INSTRUCTION -
Go through the data and copy every line exactly, but not the images.

INFORMATION SHOWN -
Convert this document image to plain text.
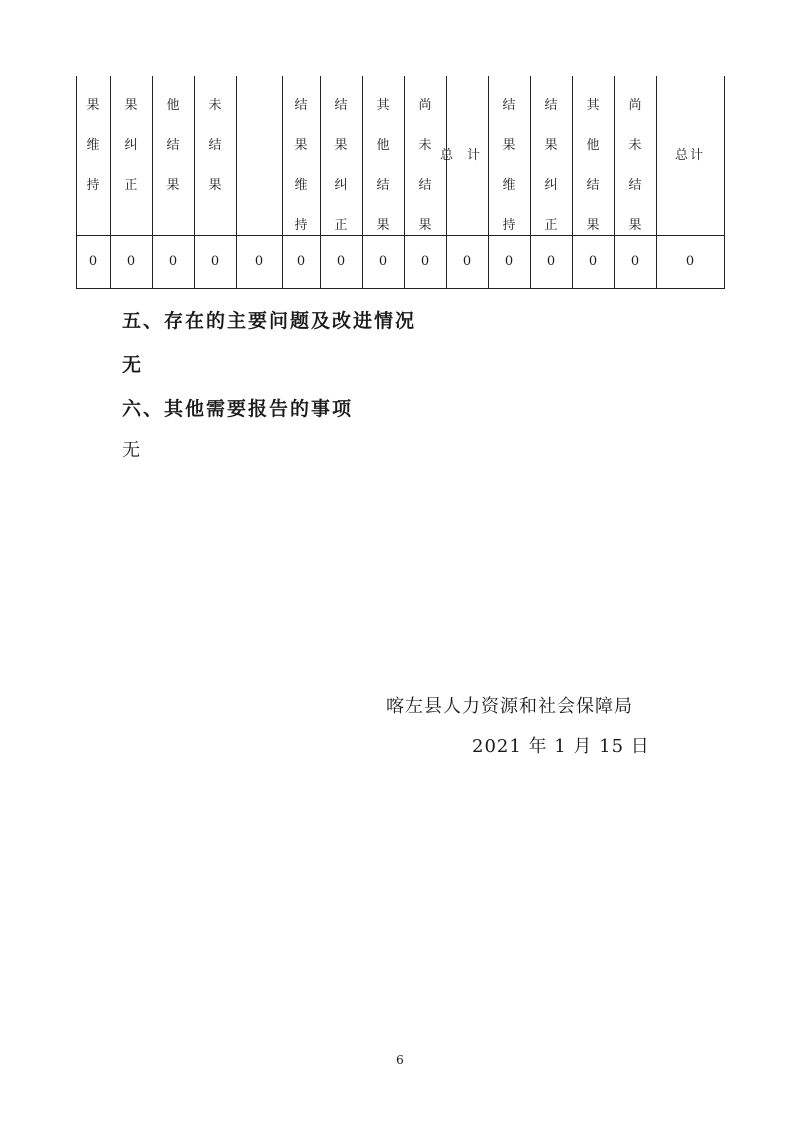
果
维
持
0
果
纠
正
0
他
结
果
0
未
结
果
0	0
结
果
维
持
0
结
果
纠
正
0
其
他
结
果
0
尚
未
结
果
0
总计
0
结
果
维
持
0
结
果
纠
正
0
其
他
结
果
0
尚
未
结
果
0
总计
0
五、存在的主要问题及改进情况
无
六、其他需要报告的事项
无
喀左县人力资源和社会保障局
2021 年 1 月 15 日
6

REPLY TO THE TASK -
Convert this document image to plain text.
果
维
持
0
果
纠
正
0
他
结
果
0
未
结
果
0	0
结
果
维
持
0
结
果
纠
正
0
其
他
结
果
0
尚
未
结
果
0
总计
0
结
果
维
持
0
结
果
纠
正
0
其
他
结
果
0
尚
未
结
果
0
总计
0
五、存在的主要问题及改进情况
无
六、其他需要报告的事项
无
喀左县人力资源和社会保障局
2021 年 1 月 15 日
6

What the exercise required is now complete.